Exercise inputs -
━━━━━━━━━━━━━━━━━━━━

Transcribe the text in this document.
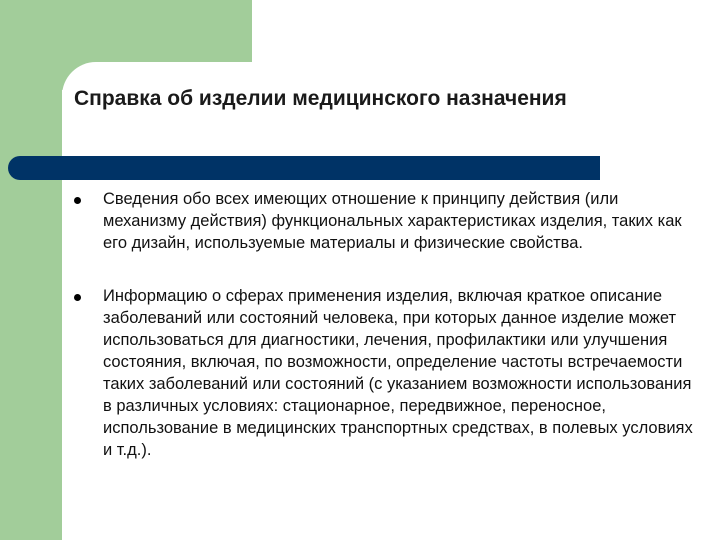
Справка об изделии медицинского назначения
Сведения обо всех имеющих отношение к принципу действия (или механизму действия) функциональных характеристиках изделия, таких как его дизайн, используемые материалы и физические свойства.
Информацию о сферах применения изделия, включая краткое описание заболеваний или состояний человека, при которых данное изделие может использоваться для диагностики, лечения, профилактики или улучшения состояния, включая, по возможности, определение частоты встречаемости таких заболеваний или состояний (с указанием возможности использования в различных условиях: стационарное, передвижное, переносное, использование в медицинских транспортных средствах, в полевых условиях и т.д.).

━━━━━━━━━━━━━━━━━━━━

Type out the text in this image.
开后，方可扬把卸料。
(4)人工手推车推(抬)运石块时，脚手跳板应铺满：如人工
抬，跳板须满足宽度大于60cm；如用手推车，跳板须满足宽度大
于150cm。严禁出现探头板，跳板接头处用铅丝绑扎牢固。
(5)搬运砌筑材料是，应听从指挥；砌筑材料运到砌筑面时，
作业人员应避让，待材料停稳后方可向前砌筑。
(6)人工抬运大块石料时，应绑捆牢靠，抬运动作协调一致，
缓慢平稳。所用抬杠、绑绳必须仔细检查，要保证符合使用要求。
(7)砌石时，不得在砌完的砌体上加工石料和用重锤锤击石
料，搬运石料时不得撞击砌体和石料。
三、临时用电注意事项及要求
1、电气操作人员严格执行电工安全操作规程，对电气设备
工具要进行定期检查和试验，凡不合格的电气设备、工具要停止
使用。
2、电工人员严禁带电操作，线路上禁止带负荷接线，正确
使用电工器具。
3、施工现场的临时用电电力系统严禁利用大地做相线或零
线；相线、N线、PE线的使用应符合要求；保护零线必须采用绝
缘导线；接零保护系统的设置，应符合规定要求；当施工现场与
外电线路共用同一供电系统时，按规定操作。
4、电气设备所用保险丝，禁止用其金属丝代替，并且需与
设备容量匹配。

━━━━━━━━━━━━━━━━━━━━

Description of the task - Which lines contain the word "text"? Copy each of them.

Full output -
Transcribe the text in this document.
Type out the text in this image.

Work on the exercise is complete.